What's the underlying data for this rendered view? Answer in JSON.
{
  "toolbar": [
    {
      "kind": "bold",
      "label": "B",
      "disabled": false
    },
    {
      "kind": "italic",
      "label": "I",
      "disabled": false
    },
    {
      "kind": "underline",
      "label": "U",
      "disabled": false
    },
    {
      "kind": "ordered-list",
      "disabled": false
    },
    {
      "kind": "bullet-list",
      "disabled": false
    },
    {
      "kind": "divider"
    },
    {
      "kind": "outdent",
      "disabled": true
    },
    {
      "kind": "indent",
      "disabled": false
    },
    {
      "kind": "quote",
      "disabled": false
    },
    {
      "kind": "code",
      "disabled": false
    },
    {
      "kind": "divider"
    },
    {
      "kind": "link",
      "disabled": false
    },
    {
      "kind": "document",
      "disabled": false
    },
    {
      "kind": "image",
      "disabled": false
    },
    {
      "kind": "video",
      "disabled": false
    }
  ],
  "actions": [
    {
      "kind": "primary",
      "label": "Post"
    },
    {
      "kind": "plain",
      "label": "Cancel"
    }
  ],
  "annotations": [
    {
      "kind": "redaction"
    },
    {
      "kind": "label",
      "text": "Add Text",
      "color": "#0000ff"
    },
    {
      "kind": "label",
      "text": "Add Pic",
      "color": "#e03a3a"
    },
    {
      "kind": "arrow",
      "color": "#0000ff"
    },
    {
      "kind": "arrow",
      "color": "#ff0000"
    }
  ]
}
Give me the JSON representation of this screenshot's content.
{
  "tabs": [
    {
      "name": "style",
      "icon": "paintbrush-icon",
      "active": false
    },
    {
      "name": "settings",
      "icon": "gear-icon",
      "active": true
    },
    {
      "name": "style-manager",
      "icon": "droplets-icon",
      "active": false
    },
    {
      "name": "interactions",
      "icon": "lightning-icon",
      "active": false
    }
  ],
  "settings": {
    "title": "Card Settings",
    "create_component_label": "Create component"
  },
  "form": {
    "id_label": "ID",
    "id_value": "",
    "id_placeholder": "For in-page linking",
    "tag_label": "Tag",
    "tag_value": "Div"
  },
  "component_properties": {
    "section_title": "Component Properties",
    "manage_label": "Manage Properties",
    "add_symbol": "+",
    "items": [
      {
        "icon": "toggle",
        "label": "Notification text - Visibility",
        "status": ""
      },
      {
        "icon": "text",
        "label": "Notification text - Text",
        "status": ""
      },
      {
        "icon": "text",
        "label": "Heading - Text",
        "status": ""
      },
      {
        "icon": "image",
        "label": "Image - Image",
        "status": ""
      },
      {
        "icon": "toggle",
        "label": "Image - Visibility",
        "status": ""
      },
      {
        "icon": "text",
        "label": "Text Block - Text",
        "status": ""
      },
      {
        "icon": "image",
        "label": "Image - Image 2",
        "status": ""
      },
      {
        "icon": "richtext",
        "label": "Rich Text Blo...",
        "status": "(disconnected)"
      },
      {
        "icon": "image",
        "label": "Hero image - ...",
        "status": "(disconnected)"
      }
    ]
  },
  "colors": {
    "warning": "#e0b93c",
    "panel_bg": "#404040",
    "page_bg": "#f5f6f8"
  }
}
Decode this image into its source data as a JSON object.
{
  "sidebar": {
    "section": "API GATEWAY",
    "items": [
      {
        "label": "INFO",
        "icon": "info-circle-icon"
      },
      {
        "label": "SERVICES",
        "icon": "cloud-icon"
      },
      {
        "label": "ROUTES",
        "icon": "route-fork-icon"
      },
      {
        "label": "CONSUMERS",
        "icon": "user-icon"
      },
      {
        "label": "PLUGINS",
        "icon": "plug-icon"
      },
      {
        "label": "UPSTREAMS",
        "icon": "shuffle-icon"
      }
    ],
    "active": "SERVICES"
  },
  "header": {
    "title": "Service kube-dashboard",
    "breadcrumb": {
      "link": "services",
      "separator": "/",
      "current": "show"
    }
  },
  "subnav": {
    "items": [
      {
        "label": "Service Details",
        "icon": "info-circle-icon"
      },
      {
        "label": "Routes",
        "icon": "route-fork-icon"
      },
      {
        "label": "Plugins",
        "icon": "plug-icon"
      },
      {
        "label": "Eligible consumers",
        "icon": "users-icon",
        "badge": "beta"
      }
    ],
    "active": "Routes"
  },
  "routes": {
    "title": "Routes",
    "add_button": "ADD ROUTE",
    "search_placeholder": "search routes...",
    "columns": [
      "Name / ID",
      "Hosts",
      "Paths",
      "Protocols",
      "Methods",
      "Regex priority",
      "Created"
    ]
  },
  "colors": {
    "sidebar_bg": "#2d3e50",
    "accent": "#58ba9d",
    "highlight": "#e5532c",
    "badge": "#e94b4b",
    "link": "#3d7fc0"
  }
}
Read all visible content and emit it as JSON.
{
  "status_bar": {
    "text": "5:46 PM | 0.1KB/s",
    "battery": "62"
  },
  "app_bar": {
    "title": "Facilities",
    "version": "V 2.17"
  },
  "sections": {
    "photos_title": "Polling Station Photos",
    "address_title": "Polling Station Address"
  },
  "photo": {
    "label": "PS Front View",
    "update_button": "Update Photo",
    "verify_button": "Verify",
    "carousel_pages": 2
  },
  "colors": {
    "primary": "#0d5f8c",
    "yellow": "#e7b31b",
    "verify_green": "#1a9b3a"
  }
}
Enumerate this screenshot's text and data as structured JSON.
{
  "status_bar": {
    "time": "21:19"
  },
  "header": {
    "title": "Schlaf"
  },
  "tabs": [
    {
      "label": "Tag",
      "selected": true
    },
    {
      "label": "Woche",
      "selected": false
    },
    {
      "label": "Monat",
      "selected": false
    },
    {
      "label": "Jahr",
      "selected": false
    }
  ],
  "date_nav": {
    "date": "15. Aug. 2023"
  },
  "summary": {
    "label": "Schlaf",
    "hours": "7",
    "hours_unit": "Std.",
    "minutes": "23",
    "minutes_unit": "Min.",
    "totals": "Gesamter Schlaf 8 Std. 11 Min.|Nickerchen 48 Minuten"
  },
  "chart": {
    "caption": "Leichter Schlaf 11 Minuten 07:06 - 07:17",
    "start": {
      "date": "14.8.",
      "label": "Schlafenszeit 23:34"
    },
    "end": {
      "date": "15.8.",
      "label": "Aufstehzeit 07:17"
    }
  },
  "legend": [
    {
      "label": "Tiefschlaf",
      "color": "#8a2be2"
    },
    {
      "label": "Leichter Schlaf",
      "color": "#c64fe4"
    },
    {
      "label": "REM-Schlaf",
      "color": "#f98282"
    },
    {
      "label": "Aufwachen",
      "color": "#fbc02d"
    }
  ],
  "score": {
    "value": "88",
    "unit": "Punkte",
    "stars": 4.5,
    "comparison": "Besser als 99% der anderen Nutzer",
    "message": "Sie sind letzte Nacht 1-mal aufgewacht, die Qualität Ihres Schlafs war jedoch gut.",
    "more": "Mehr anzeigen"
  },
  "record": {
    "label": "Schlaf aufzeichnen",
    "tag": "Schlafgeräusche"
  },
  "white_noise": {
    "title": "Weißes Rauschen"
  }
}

◆ ◆ ◆ ◆ ◆

Copy each line of the data exactly, leaving nothing out.

* RESPONSE TO THIS TASK *
What's the underlying data for this rendered view? Answer in JSON.
{
  "toolbar": [
    {
      "kind": "bold",
      "label": "B",
      "disabled": false
    },
    {
      "kind": "italic",
      "label": "I",
      "disabled": false
    },
    {
      "kind": "underline",
      "label": "U",
      "disabled": false
    },
    {
      "kind": "ordered-list",
      "disabled": false
    },
    {
      "kind": "bullet-list",
      "disabled": false
    },
    {
      "kind": "divider"
    },
    {
      "kind": "outdent",
      "disabled": true
    },
    {
      "kind": "indent",
      "disabled": false
    },
    {
      "kind": "quote",
      "disabled": false
    },
    {
      "kind": "code",
      "disabled": false
    },
    {
      "kind": "divider"
    },
    {
      "kind": "link",
      "disabled": false
    },
    {
      "kind": "document",
      "disabled": false
    },
    {
      "kind": "image",
      "disabled": false
    },
    {
      "kind": "video",
      "disabled": false
    }
  ],
  "actions": [
    {
      "kind": "primary",
      "label": "Post"
    },
    {
      "kind": "plain",
      "label": "Cancel"
    }
  ],
  "annotations": [
    {
      "kind": "redaction"
    },
    {
      "kind": "label",
      "text": "Add Text",
      "color": "#0000ff"
    },
    {
      "kind": "label",
      "text": "Add Pic",
      "color": "#e03a3a"
    },
    {
      "kind": "arrow",
      "color": "#0000ff"
    },
    {
      "kind": "arrow",
      "color": "#ff0000"
    }
  ]
}
Give me the JSON representation of this screenshot's content.
{
  "tabs": [
    {
      "name": "style",
      "icon": "paintbrush-icon",
      "active": false
    },
    {
      "name": "settings",
      "icon": "gear-icon",
      "active": true
    },
    {
      "name": "style-manager",
      "icon": "droplets-icon",
      "active": false
    },
    {
      "name": "interactions",
      "icon": "lightning-icon",
      "active": false
    }
  ],
  "settings": {
    "title": "Card Settings",
    "create_component_label": "Create component"
  },
  "form": {
    "id_label": "ID",
    "id_value": "",
    "id_placeholder": "For in-page linking",
    "tag_label": "Tag",
    "tag_value": "Div"
  },
  "component_properties": {
    "section_title": "Component Properties",
    "manage_label": "Manage Properties",
    "add_symbol": "+",
    "items": [
      {
        "icon": "toggle",
        "label": "Notification text - Visibility",
        "status": ""
      },
      {
        "icon": "text",
        "label": "Notification text - Text",
        "status": ""
      },
      {
        "icon": "text",
        "label": "Heading - Text",
        "status": ""
      },
      {
        "icon": "image",
        "label": "Image - Image",
        "status": ""
      },
      {
        "icon": "toggle",
        "label": "Image - Visibility",
        "status": ""
      },
      {
        "icon": "text",
        "label": "Text Block - Text",
        "status": ""
      },
      {
        "icon": "image",
        "label": "Image - Image 2",
        "status": ""
      },
      {
        "icon": "richtext",
        "label": "Rich Text Blo...",
        "status": "(disconnected)"
      },
      {
        "icon": "image",
        "label": "Hero image - ...",
        "status": "(disconnected)"
      }
    ]
  },
  "colors": {
    "warning": "#e0b93c",
    "panel_bg": "#404040",
    "page_bg": "#f5f6f8"
  }
}
Decode this image into its source data as a JSON object.
{
  "sidebar": {
    "section": "API GATEWAY",
    "items": [
      {
        "label": "INFO",
        "icon": "info-circle-icon"
      },
      {
        "label": "SERVICES",
        "icon": "cloud-icon"
      },
      {
        "label": "ROUTES",
        "icon": "route-fork-icon"
      },
      {
        "label": "CONSUMERS",
        "icon": "user-icon"
      },
      {
        "label": "PLUGINS",
        "icon": "plug-icon"
      },
      {
        "label": "UPSTREAMS",
        "icon": "shuffle-icon"
      }
    ],
    "active": "SERVICES"
  },
  "header": {
    "title": "Service kube-dashboard",
    "breadcrumb": {
      "link": "services",
      "separator": "/",
      "current": "show"
    }
  },
  "subnav": {
    "items": [
      {
        "label": "Service Details",
        "icon": "info-circle-icon"
      },
      {
        "label": "Routes",
        "icon": "route-fork-icon"
      },
      {
        "label": "Plugins",
        "icon": "plug-icon"
      },
      {
        "label": "Eligible consumers",
        "icon": "users-icon",
        "badge": "beta"
      }
    ],
    "active": "Routes"
  },
  "routes": {
    "title": "Routes",
    "add_button": "ADD ROUTE",
    "search_placeholder": "search routes...",
    "columns": [
      "Name / ID",
      "Hosts",
      "Paths",
      "Protocols",
      "Methods",
      "Regex priority",
      "Created"
    ]
  },
  "colors": {
    "sidebar_bg": "#2d3e50",
    "accent": "#58ba9d",
    "highlight": "#e5532c",
    "badge": "#e94b4b",
    "link": "#3d7fc0"
  }
}
Read all visible content and emit it as JSON.
{
  "status_bar": {
    "text": "5:46 PM | 0.1KB/s",
    "battery": "62"
  },
  "app_bar": {
    "title": "Facilities",
    "version": "V 2.17"
  },
  "sections": {
    "photos_title": "Polling Station Photos",
    "address_title": "Polling Station Address"
  },
  "photo": {
    "label": "PS Front View",
    "update_button": "Update Photo",
    "verify_button": "Verify",
    "carousel_pages": 2
  },
  "colors": {
    "primary": "#0d5f8c",
    "yellow": "#e7b31b",
    "verify_green": "#1a9b3a"
  }
}
Enumerate this screenshot's text and data as structured JSON.
{
  "status_bar": {
    "time": "21:19"
  },
  "header": {
    "title": "Schlaf"
  },
  "tabs": [
    {
      "label": "Tag",
      "selected": true
    },
    {
      "label": "Woche",
      "selected": false
    },
    {
      "label": "Monat",
      "selected": false
    },
    {
      "label": "Jahr",
      "selected": false
    }
  ],
  "date_nav": {
    "date": "15. Aug. 2023"
  },
  "summary": {
    "label": "Schlaf",
    "hours": "7",
    "hours_unit": "Std.",
    "minutes": "23",
    "minutes_unit": "Min.",
    "totals": "Gesamter Schlaf 8 Std. 11 Min.|Nickerchen 48 Minuten"
  },
  "chart": {
    "caption": "Leichter Schlaf 11 Minuten 07:06 - 07:17",
    "start": {
      "date": "14.8.",
      "label": "Schlafenszeit 23:34"
    },
    "end": {
      "date": "15.8.",
      "label": "Aufstehzeit 07:17"
    }
  },
  "legend": [
    {
      "label": "Tiefschlaf",
      "color": "#8a2be2"
    },
    {
      "label": "Leichter Schlaf",
      "color": "#c64fe4"
    },
    {
      "label": "REM-Schlaf",
      "color": "#f98282"
    },
    {
      "label": "Aufwachen",
      "color": "#fbc02d"
    }
  ],
  "score": {
    "value": "88",
    "unit": "Punkte",
    "stars": 4.5,
    "comparison": "Besser als 99% der anderen Nutzer",
    "message": "Sie sind letzte Nacht 1-mal aufgewacht, die Qualität Ihres Schlafs war jedoch gut.",
    "more": "Mehr anzeigen"
  },
  "record": {
    "label": "Schlaf aufzeichnen",
    "tag": "Schlafgeräusche"
  },
  "white_noise": {
    "title": "Weißes Rauschen"
  }
}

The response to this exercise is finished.